- **SET EXERCISE**
Repeat the material in full. Keep every line exactly as it is.

** start of SUPPLIED RECORDS **

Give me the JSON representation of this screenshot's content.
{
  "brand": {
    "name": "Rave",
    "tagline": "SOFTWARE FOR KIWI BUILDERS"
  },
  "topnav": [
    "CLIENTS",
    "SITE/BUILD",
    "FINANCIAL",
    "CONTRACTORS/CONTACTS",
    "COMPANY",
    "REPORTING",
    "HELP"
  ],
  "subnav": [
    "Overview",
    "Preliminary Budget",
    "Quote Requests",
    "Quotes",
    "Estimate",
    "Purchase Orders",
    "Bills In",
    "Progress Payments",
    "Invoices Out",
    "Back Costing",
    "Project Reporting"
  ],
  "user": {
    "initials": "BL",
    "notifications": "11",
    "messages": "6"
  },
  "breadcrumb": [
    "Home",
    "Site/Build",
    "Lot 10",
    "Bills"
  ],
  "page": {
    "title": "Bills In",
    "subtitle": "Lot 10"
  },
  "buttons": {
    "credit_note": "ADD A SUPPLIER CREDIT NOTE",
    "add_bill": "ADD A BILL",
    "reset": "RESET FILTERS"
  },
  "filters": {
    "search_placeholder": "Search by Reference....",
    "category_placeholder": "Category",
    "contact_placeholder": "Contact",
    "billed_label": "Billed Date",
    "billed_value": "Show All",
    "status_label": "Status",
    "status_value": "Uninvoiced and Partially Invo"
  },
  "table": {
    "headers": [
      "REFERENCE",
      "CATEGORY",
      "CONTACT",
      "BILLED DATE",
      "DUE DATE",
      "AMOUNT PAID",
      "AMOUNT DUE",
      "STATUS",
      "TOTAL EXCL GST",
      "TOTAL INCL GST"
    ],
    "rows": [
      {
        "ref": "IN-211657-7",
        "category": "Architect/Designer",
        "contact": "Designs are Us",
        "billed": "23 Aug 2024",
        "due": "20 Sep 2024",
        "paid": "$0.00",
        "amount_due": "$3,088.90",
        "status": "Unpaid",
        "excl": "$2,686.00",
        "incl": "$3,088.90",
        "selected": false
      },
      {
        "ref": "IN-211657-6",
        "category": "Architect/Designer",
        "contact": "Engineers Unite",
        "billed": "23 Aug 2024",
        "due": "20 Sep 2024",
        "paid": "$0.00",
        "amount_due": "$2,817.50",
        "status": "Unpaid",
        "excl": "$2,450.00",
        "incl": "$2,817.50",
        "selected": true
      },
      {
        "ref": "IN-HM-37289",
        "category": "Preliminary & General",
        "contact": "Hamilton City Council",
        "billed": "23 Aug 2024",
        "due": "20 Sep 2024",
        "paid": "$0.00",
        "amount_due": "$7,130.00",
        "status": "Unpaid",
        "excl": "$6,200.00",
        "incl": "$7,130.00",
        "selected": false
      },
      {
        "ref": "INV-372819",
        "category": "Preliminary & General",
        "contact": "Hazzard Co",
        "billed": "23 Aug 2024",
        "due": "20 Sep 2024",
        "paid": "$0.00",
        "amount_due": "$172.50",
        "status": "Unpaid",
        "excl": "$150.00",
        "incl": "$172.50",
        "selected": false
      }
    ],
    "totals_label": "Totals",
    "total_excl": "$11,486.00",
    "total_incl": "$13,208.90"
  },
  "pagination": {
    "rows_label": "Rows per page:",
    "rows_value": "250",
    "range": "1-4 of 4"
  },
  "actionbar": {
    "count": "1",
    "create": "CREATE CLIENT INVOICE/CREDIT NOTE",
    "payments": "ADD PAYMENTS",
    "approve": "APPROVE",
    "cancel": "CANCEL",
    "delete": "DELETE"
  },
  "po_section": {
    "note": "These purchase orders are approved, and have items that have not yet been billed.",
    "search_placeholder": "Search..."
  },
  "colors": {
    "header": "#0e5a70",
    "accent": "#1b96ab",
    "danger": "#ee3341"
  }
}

** end of SUPPLIED RECORDS **

- **CORRECT RESPONSE**
Give me the JSON representation of this screenshot's content.
{
  "brand": {
    "name": "Rave",
    "tagline": "SOFTWARE FOR KIWI BUILDERS"
  },
  "topnav": [
    "CLIENTS",
    "SITE/BUILD",
    "FINANCIAL",
    "CONTRACTORS/CONTACTS",
    "COMPANY",
    "REPORTING",
    "HELP"
  ],
  "subnav": [
    "Overview",
    "Preliminary Budget",
    "Quote Requests",
    "Quotes",
    "Estimate",
    "Purchase Orders",
    "Bills In",
    "Progress Payments",
    "Invoices Out",
    "Back Costing",
    "Project Reporting"
  ],
  "user": {
    "initials": "BL",
    "notifications": "11",
    "messages": "6"
  },
  "breadcrumb": [
    "Home",
    "Site/Build",
    "Lot 10",
    "Bills"
  ],
  "page": {
    "title": "Bills In",
    "subtitle": "Lot 10"
  },
  "buttons": {
    "credit_note": "ADD A SUPPLIER CREDIT NOTE",
    "add_bill": "ADD A BILL",
    "reset": "RESET FILTERS"
  },
  "filters": {
    "search_placeholder": "Search by Reference....",
    "category_placeholder": "Category",
    "contact_placeholder": "Contact",
    "billed_label": "Billed Date",
    "billed_value": "Show All",
    "status_label": "Status",
    "status_value": "Uninvoiced and Partially Invo"
  },
  "table": {
    "headers": [
      "REFERENCE",
      "CATEGORY",
      "CONTACT",
      "BILLED DATE",
      "DUE DATE",
      "AMOUNT PAID",
      "AMOUNT DUE",
      "STATUS",
      "TOTAL EXCL GST",
      "TOTAL INCL GST"
    ],
    "rows": [
      {
        "ref": "IN-211657-7",
        "category": "Architect/Designer",
        "contact": "Designs are Us",
        "billed": "23 Aug 2024",
        "due": "20 Sep 2024",
        "paid": "$0.00",
        "amount_due": "$3,088.90",
        "status": "Unpaid",
        "excl": "$2,686.00",
        "incl": "$3,088.90",
        "selected": false
      },
      {
        "ref": "IN-211657-6",
        "category": "Architect/Designer",
        "contact": "Engineers Unite",
        "billed": "23 Aug 2024",
        "due": "20 Sep 2024",
        "paid": "$0.00",
        "amount_due": "$2,817.50",
        "status": "Unpaid",
        "excl": "$2,450.00",
        "incl": "$2,817.50",
        "selected": true
      },
      {
        "ref": "IN-HM-37289",
        "category": "Preliminary & General",
        "contact": "Hamilton City Council",
        "billed": "23 Aug 2024",
        "due": "20 Sep 2024",
        "paid": "$0.00",
        "amount_due": "$7,130.00",
        "status": "Unpaid",
        "excl": "$6,200.00",
        "incl": "$7,130.00",
        "selected": false
      },
      {
        "ref": "INV-372819",
        "category": "Preliminary & General",
        "contact": "Hazzard Co",
        "billed": "23 Aug 2024",
        "due": "20 Sep 2024",
        "paid": "$0.00",
        "amount_due": "$172.50",
        "status": "Unpaid",
        "excl": "$150.00",
        "incl": "$172.50",
        "selected": false
      }
    ],
    "totals_label": "Totals",
    "total_excl": "$11,486.00",
    "total_incl": "$13,208.90"
  },
  "pagination": {
    "rows_label": "Rows per page:",
    "rows_value": "250",
    "range": "1-4 of 4"
  },
  "actionbar": {
    "count": "1",
    "create": "CREATE CLIENT INVOICE/CREDIT NOTE",
    "payments": "ADD PAYMENTS",
    "approve": "APPROVE",
    "cancel": "CANCEL",
    "delete": "DELETE"
  },
  "po_section": {
    "note": "These purchase orders are approved, and have items that have not yet been billed.",
    "search_placeholder": "Search..."
  },
  "colors": {
    "header": "#0e5a70",
    "accent": "#1b96ab",
    "danger": "#ee3341"
  }
}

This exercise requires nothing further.